GOAL OF THE EXERCISE:
Lines holding the string "Found" are the ones to copy; find them all in the data.

(Stored entries)

□ □ □ □

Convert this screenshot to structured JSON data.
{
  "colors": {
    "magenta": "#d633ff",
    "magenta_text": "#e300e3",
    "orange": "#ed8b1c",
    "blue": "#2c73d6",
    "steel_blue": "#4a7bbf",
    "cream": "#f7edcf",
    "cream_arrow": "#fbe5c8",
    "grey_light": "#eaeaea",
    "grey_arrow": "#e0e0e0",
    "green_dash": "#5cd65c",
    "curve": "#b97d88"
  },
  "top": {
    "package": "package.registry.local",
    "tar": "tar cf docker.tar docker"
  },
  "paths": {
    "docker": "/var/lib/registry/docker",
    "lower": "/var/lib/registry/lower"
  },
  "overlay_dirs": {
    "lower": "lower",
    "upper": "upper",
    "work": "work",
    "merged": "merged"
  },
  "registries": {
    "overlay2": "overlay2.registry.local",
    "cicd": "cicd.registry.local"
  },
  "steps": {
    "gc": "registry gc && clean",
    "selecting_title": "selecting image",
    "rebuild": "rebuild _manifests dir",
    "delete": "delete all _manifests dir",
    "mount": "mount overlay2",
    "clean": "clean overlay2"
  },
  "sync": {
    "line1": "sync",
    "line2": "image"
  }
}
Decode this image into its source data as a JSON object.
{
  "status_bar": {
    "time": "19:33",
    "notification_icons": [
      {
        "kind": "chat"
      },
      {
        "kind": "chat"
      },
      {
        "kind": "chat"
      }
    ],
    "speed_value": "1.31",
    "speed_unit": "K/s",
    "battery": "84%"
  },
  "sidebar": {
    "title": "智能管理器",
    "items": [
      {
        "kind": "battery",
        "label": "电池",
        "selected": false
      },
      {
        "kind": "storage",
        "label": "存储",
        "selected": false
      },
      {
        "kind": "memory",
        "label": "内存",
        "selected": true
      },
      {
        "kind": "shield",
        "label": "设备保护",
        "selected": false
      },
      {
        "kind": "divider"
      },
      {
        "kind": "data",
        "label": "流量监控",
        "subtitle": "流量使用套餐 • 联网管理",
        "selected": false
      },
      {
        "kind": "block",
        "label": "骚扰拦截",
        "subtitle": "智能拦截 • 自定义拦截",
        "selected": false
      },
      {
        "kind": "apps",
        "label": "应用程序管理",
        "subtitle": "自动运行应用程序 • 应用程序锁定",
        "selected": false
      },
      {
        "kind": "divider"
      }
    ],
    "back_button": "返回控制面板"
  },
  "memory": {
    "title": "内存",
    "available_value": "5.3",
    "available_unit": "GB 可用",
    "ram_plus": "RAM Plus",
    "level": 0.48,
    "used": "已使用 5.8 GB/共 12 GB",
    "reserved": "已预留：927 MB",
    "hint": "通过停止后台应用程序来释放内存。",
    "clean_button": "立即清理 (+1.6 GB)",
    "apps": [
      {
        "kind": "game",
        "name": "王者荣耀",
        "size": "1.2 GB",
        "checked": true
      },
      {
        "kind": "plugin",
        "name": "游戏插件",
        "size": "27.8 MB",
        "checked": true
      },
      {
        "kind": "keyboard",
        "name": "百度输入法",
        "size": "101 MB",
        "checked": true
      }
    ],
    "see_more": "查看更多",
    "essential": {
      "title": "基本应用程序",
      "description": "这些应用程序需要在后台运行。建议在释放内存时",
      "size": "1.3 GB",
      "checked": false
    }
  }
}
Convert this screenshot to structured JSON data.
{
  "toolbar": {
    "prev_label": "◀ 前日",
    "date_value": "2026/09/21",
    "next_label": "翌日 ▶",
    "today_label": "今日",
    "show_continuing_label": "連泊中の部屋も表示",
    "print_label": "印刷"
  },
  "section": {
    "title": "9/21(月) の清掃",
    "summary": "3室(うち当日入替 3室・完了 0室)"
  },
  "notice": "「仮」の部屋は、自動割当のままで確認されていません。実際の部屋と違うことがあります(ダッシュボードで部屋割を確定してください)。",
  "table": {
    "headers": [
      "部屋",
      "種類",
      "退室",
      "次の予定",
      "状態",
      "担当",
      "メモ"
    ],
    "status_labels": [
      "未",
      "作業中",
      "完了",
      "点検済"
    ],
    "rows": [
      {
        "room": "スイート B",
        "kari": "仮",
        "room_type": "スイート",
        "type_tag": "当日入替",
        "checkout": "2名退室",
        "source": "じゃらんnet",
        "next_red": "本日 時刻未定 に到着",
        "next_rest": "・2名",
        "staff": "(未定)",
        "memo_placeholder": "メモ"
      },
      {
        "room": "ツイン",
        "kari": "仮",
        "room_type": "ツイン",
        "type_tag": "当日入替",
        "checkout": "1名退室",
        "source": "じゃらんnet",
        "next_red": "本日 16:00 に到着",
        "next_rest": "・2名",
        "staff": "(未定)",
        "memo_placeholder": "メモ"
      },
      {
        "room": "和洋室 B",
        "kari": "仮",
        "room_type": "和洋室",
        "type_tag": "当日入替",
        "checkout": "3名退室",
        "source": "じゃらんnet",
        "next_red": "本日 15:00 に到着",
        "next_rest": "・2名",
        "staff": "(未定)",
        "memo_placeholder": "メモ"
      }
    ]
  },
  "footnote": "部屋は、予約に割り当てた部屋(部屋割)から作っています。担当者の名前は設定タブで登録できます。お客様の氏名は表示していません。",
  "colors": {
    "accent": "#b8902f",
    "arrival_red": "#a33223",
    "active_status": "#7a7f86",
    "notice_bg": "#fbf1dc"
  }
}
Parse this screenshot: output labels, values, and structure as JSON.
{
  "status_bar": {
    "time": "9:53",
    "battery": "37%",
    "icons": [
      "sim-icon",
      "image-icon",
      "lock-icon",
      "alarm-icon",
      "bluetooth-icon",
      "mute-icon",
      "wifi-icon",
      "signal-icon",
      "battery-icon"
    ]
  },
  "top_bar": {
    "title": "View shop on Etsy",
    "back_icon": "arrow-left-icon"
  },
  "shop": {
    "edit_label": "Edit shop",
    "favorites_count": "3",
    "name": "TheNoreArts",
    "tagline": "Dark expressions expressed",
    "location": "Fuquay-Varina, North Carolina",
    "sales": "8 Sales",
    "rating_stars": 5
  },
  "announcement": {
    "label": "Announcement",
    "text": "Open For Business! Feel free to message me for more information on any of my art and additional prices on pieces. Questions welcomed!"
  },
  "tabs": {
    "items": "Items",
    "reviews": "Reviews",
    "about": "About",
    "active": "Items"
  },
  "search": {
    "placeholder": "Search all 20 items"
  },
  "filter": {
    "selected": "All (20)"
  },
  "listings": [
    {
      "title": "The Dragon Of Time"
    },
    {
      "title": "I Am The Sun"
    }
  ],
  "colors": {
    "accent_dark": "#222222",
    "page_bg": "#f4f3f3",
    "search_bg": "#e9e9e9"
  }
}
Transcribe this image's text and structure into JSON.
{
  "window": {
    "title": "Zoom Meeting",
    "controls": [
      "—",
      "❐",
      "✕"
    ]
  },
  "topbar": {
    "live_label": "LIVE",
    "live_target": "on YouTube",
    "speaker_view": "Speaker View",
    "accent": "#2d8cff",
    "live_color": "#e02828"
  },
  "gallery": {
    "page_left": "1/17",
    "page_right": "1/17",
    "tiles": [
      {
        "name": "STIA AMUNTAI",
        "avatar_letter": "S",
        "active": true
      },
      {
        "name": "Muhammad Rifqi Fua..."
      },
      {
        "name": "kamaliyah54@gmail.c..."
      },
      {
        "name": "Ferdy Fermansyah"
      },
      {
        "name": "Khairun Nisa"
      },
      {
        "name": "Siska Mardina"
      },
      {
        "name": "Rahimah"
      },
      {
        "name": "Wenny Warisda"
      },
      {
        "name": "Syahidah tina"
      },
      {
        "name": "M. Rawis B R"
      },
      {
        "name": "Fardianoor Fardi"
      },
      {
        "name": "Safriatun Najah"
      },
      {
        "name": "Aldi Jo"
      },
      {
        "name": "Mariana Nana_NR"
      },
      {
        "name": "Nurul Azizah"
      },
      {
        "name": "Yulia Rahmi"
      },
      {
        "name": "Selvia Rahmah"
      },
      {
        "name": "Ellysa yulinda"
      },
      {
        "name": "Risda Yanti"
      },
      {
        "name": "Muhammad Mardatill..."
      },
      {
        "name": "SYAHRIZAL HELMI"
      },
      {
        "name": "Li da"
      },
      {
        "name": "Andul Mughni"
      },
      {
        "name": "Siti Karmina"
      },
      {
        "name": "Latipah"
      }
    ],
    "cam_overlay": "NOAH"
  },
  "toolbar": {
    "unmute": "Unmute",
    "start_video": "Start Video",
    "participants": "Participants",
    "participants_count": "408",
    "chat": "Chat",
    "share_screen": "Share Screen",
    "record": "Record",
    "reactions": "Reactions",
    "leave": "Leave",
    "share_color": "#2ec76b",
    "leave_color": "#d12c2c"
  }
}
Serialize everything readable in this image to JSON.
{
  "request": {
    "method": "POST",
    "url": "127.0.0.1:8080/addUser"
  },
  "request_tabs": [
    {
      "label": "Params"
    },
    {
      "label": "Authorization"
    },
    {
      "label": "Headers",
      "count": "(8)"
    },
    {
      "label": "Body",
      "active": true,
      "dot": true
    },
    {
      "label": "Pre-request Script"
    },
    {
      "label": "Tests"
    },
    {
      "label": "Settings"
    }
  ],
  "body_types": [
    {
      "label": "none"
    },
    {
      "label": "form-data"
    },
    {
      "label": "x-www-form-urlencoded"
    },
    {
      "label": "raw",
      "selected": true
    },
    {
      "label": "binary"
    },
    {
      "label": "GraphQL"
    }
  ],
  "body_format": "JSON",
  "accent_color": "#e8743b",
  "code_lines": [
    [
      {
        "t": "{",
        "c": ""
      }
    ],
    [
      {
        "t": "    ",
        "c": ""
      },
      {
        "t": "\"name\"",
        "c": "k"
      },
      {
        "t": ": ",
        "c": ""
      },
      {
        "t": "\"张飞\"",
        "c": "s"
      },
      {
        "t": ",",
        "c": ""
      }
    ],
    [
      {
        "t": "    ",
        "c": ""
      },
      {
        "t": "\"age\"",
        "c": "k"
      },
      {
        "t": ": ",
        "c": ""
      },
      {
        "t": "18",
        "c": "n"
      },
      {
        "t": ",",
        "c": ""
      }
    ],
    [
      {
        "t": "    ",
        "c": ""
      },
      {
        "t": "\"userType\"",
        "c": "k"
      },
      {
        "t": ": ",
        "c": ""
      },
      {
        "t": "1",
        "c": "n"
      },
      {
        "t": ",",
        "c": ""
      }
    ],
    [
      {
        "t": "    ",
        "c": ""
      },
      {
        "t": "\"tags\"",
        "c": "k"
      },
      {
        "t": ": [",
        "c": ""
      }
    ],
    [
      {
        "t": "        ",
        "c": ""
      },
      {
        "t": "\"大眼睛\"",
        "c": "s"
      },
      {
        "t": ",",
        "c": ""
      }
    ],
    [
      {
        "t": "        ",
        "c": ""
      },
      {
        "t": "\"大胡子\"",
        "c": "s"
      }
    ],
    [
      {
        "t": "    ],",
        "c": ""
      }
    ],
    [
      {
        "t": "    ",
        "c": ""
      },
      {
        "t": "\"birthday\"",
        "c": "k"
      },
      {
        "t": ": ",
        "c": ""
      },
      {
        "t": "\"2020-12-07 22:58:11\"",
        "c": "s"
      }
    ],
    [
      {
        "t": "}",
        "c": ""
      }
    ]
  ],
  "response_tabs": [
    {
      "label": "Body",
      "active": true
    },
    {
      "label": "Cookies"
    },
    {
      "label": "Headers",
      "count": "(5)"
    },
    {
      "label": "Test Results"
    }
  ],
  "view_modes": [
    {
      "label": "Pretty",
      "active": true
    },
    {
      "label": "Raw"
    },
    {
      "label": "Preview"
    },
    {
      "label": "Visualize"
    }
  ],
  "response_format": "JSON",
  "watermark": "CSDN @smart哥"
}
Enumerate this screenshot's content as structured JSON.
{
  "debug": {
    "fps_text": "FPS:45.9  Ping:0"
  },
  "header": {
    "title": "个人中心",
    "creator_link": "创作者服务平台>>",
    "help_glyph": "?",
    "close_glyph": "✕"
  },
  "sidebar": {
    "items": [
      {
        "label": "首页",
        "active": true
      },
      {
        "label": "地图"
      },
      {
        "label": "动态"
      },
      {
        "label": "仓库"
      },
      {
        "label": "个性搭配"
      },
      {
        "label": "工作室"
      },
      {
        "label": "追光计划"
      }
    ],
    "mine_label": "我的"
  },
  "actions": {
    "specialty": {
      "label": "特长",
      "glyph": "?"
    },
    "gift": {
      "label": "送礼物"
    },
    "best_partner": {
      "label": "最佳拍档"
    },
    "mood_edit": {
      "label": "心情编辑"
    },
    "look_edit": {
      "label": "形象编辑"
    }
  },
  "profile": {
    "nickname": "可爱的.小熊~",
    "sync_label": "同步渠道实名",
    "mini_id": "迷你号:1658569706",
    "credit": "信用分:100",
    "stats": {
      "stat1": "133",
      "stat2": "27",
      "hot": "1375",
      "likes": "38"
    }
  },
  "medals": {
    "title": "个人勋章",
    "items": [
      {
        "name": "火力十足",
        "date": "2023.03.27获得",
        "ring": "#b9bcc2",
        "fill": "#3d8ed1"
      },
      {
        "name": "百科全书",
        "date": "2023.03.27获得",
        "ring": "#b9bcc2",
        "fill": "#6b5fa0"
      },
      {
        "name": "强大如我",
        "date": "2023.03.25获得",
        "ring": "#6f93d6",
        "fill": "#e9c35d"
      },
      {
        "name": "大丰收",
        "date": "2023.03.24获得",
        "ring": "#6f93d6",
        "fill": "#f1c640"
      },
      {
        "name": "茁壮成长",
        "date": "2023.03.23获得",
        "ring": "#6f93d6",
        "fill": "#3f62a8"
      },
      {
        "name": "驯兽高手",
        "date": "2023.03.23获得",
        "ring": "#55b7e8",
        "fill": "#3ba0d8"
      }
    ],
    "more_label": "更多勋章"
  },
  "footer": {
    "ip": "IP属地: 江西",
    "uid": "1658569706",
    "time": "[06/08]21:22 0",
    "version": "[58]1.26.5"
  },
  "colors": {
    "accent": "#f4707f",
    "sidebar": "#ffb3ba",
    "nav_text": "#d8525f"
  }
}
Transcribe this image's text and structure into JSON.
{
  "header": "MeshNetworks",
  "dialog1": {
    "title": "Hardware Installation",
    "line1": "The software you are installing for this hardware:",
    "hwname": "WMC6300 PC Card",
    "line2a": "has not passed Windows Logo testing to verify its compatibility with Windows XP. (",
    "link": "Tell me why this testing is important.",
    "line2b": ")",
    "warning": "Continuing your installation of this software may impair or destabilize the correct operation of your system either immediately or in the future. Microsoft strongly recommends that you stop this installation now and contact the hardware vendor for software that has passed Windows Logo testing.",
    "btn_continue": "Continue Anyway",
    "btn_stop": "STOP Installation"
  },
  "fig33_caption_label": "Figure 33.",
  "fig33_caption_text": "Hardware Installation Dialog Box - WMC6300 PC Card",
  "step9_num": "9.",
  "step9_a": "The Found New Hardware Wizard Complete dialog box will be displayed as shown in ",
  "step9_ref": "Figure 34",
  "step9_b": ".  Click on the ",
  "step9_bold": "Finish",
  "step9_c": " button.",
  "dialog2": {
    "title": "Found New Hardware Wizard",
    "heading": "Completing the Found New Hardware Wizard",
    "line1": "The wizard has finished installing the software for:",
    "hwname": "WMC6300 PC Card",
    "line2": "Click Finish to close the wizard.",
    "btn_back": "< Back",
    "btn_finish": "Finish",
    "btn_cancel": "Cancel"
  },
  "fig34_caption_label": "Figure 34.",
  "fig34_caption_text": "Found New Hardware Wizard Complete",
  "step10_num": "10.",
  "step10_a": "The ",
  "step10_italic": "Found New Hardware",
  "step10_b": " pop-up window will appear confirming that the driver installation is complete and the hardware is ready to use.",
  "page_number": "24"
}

□ □ □ □

ANSWER TO THIS EXERCISE:
  "step9_a": "The Found New Hardware Wizard Complete dialog box will be displayed as shown in ",
    "title": "Found New Hardware Wizard",
    "heading": "Completing the Found New Hardware Wizard",
  "fig34_caption_text": "Found New Hardware Wizard Complete",
  "step10_italic": "Found New Hardware",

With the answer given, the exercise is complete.